• _What is required_
Pick out and copy every line below that has the word "handle".

• _Collection entries_

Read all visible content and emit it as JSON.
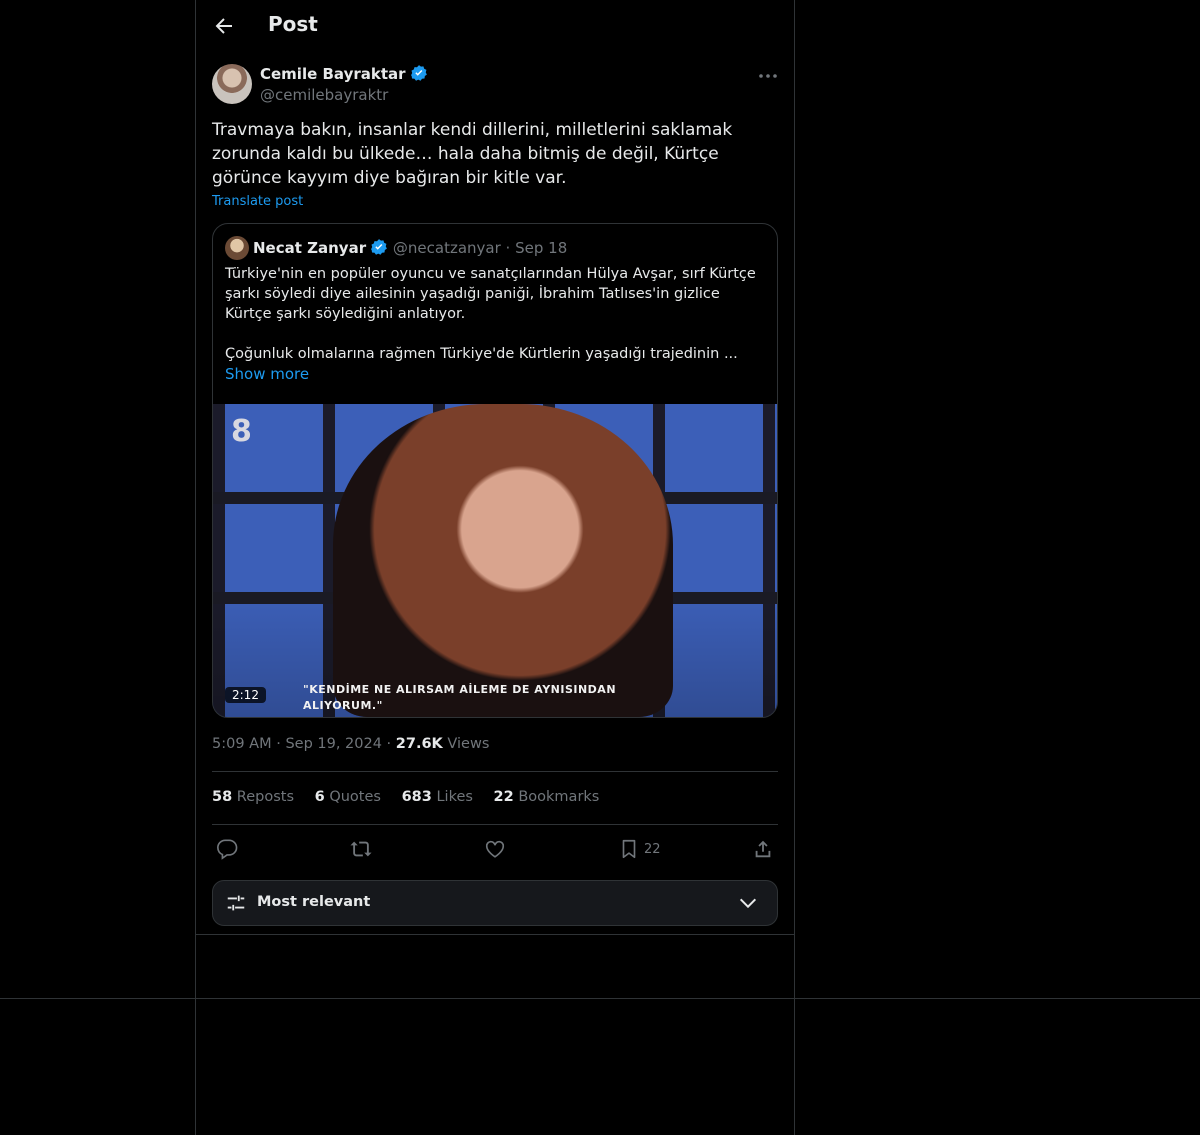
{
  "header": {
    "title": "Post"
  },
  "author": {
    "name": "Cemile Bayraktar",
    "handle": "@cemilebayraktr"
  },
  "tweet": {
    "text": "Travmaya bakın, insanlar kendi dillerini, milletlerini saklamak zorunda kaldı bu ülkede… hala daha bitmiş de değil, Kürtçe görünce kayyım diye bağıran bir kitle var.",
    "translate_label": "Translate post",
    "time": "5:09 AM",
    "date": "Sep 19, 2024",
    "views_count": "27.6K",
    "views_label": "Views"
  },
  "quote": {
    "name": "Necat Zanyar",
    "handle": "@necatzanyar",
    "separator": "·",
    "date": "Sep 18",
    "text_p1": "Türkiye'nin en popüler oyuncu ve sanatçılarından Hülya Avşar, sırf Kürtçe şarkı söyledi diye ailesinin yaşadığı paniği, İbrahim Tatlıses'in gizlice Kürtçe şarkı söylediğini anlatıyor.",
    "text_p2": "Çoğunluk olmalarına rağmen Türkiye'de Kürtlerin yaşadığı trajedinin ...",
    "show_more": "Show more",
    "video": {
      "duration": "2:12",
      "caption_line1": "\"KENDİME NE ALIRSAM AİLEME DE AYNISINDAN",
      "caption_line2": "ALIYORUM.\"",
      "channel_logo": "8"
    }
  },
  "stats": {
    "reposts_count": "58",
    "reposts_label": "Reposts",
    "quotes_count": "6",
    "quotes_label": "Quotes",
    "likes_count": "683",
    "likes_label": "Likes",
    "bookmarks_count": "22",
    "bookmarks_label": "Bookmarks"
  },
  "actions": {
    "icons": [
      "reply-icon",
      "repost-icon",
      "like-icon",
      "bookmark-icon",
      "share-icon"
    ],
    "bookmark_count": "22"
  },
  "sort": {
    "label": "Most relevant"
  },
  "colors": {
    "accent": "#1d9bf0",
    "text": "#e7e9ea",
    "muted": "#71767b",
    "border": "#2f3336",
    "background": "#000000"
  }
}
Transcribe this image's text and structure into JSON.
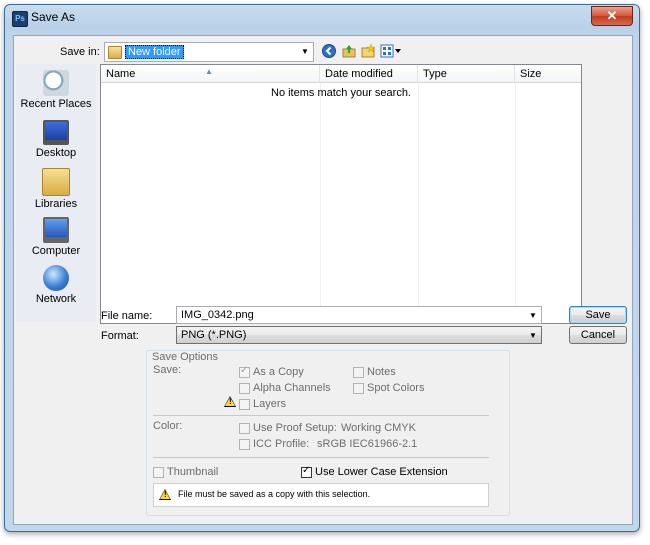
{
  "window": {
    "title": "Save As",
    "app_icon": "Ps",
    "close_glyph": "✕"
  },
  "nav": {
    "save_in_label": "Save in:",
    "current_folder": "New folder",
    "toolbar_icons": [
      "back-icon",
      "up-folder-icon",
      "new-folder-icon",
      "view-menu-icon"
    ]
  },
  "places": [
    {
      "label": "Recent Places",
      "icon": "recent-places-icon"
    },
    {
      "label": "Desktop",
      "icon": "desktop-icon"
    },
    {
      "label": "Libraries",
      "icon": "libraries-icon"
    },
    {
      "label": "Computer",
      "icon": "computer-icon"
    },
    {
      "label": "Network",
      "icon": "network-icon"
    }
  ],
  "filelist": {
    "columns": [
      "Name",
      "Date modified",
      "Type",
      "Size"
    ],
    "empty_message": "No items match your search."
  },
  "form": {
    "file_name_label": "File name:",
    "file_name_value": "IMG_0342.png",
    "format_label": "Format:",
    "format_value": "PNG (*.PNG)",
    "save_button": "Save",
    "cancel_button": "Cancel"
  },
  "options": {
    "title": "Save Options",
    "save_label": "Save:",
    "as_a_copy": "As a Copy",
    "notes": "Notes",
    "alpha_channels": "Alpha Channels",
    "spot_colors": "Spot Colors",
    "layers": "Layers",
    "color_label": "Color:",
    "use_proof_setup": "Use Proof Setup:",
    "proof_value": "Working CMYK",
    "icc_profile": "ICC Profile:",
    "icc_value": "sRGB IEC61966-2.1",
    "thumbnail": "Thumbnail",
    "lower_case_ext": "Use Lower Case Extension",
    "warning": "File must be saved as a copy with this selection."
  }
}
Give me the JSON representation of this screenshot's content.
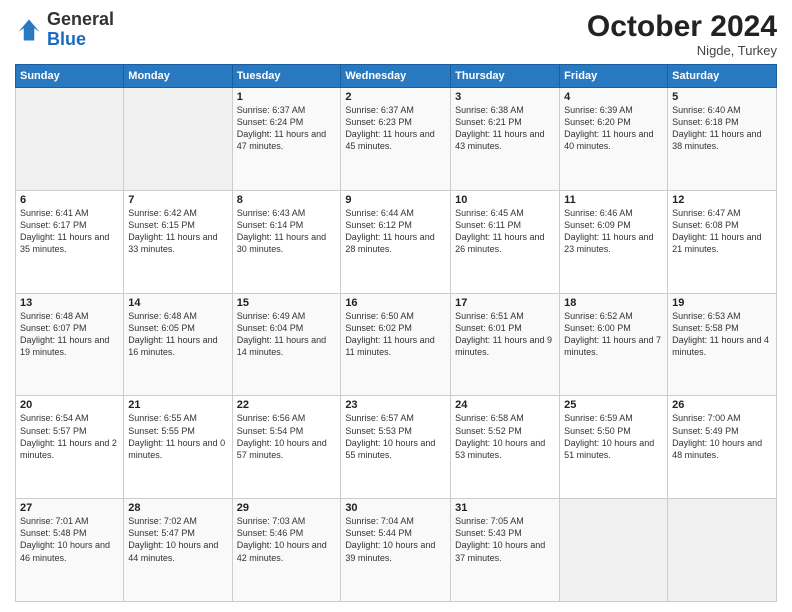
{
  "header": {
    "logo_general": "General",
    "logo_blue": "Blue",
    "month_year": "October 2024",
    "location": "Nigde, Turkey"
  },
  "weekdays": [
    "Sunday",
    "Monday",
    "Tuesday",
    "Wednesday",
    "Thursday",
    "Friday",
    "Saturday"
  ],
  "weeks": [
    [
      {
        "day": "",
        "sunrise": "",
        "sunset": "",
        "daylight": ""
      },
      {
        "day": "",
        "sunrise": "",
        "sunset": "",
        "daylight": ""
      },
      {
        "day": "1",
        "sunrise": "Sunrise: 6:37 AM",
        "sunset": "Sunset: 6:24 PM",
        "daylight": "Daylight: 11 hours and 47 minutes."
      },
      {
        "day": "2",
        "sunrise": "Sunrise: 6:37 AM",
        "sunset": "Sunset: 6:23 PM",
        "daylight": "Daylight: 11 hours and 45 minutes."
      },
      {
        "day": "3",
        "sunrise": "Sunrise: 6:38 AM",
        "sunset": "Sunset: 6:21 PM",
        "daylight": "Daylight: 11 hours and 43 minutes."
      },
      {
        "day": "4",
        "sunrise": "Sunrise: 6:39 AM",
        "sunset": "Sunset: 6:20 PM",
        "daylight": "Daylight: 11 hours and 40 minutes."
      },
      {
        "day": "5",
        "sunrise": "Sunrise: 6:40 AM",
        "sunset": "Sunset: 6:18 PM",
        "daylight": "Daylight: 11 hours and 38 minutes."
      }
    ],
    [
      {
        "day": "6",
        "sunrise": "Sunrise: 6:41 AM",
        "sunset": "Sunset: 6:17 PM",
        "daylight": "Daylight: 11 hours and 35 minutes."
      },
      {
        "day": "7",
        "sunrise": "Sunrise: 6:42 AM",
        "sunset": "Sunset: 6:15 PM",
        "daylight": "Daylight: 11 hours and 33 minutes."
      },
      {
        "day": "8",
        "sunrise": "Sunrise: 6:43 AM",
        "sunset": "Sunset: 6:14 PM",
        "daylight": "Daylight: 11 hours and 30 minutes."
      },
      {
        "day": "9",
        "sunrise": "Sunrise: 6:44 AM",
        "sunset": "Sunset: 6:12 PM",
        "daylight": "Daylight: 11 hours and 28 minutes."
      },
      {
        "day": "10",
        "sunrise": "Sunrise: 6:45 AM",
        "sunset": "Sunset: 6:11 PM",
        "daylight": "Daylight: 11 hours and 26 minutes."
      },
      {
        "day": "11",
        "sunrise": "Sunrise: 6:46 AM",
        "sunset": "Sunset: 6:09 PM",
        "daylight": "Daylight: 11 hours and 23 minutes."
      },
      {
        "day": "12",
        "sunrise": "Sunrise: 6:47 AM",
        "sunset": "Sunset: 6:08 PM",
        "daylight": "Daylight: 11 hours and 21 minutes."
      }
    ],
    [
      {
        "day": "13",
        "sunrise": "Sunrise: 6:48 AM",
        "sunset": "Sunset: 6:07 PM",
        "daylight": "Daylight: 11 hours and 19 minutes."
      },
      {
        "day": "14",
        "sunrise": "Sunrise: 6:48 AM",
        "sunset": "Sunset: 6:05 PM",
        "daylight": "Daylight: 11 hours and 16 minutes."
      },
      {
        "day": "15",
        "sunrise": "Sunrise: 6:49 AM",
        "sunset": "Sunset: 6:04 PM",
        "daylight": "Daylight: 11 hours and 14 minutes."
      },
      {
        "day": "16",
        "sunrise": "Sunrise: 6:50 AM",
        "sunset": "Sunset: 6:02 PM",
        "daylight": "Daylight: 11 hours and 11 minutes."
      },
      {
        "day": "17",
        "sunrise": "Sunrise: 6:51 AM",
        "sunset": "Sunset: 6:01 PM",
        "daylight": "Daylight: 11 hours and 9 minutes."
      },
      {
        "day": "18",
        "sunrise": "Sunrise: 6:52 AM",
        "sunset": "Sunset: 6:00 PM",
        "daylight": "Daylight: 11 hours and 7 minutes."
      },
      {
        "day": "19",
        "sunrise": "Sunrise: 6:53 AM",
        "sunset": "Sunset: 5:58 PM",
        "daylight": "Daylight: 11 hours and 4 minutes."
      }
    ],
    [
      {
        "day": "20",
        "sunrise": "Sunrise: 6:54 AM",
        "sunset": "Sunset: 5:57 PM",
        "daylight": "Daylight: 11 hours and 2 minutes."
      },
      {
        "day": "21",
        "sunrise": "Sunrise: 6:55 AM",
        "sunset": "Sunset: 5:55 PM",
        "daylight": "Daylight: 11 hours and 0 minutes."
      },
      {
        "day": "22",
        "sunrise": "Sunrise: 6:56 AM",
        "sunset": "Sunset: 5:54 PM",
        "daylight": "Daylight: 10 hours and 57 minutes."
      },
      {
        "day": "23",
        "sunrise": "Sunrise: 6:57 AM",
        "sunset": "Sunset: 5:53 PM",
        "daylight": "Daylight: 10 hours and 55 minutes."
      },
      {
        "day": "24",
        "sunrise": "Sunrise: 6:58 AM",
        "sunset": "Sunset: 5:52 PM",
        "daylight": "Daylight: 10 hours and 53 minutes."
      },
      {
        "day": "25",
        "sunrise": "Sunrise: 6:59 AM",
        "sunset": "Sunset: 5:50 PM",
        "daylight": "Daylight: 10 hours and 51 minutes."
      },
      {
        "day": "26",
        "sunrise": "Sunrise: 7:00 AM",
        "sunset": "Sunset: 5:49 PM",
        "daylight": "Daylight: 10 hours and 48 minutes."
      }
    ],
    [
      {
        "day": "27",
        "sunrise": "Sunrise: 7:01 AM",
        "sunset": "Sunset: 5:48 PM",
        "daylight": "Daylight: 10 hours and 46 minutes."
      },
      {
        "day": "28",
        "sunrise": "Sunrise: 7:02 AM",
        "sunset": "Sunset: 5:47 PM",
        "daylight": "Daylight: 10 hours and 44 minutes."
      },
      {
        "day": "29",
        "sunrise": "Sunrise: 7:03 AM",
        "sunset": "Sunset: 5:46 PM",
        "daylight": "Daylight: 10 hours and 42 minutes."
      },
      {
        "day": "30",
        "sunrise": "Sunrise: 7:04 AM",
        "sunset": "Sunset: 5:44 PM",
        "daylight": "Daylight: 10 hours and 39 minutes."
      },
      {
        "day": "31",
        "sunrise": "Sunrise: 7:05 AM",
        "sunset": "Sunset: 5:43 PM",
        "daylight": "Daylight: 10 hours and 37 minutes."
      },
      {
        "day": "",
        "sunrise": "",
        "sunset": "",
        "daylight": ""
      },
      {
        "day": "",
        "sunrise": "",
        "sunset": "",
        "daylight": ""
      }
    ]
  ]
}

• _Complete output_
    "handle": "@cemilebayraktr"
    "handle": "@necatzanyar",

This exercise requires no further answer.